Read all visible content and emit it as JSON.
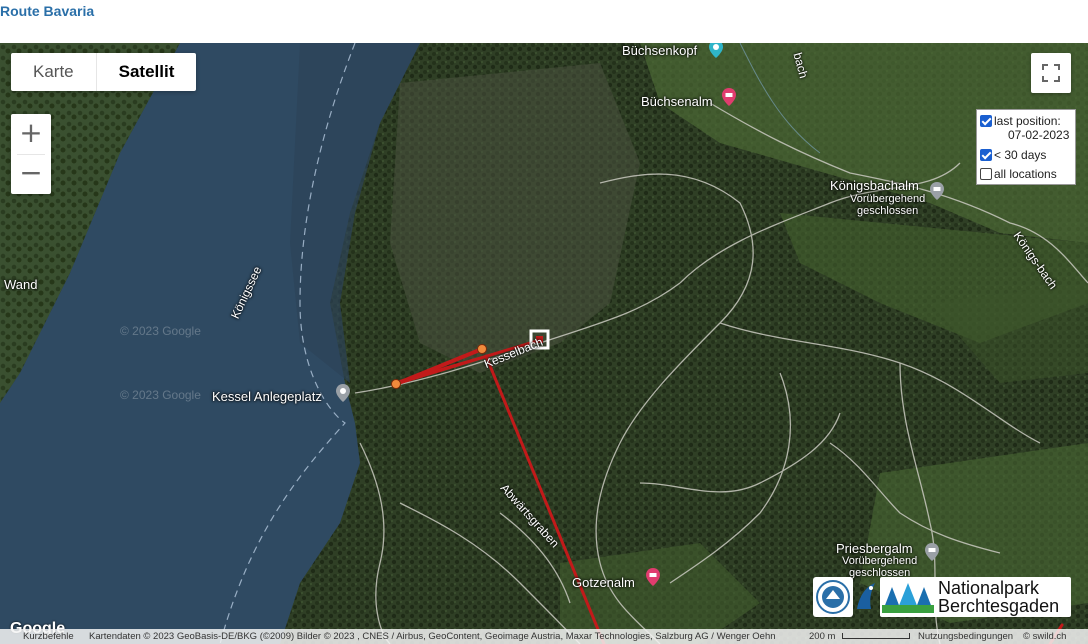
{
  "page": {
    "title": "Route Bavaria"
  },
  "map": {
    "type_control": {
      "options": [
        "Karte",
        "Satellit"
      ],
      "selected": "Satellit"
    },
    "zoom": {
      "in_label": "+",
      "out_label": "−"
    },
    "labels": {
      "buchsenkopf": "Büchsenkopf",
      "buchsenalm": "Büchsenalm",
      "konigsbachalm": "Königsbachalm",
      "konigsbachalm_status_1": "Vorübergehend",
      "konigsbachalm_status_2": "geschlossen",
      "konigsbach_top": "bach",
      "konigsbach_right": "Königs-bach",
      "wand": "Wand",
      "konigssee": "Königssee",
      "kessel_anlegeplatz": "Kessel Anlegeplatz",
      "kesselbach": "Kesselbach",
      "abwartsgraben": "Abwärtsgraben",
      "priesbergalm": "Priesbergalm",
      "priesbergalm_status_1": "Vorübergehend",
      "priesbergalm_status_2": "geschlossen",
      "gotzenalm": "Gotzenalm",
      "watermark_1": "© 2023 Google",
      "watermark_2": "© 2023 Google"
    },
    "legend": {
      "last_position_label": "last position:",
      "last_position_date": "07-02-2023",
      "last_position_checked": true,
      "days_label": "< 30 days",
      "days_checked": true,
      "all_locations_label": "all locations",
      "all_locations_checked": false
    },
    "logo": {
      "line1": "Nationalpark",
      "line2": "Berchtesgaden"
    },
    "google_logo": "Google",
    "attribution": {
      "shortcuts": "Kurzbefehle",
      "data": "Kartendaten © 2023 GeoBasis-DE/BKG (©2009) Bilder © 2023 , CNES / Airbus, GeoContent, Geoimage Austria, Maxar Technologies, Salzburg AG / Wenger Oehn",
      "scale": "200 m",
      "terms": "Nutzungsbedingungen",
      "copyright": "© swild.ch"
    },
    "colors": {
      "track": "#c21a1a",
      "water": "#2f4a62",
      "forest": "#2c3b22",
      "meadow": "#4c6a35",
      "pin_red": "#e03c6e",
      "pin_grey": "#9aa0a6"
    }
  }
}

# WHAT THE TASK REQUIRES
Every record must be copied exactly, with the pictures left out.

# RIGHT ANSWER
Read all visible content and emit it as JSON.
{
  "page": {
    "title": "Route Bavaria"
  },
  "map": {
    "type_control": {
      "options": [
        "Karte",
        "Satellit"
      ],
      "selected": "Satellit"
    },
    "zoom": {
      "in_label": "+",
      "out_label": "−"
    },
    "labels": {
      "buchsenkopf": "Büchsenkopf",
      "buchsenalm": "Büchsenalm",
      "konigsbachalm": "Königsbachalm",
      "konigsbachalm_status_1": "Vorübergehend",
      "konigsbachalm_status_2": "geschlossen",
      "konigsbach_top": "bach",
      "konigsbach_right": "Königs-bach",
      "wand": "Wand",
      "konigssee": "Königssee",
      "kessel_anlegeplatz": "Kessel Anlegeplatz",
      "kesselbach": "Kesselbach",
      "abwartsgraben": "Abwärtsgraben",
      "priesbergalm": "Priesbergalm",
      "priesbergalm_status_1": "Vorübergehend",
      "priesbergalm_status_2": "geschlossen",
      "gotzenalm": "Gotzenalm",
      "watermark_1": "© 2023 Google",
      "watermark_2": "© 2023 Google"
    },
    "legend": {
      "last_position_label": "last position:",
      "last_position_date": "07-02-2023",
      "last_position_checked": true,
      "days_label": "< 30 days",
      "days_checked": true,
      "all_locations_label": "all locations",
      "all_locations_checked": false
    },
    "logo": {
      "line1": "Nationalpark",
      "line2": "Berchtesgaden"
    },
    "google_logo": "Google",
    "attribution": {
      "shortcuts": "Kurzbefehle",
      "data": "Kartendaten © 2023 GeoBasis-DE/BKG (©2009) Bilder © 2023 , CNES / Airbus, GeoContent, Geoimage Austria, Maxar Technologies, Salzburg AG / Wenger Oehn",
      "scale": "200 m",
      "terms": "Nutzungsbedingungen",
      "copyright": "© swild.ch"
    },
    "colors": {
      "track": "#c21a1a",
      "water": "#2f4a62",
      "forest": "#2c3b22",
      "meadow": "#4c6a35",
      "pin_red": "#e03c6e",
      "pin_grey": "#9aa0a6"
    }
  }
}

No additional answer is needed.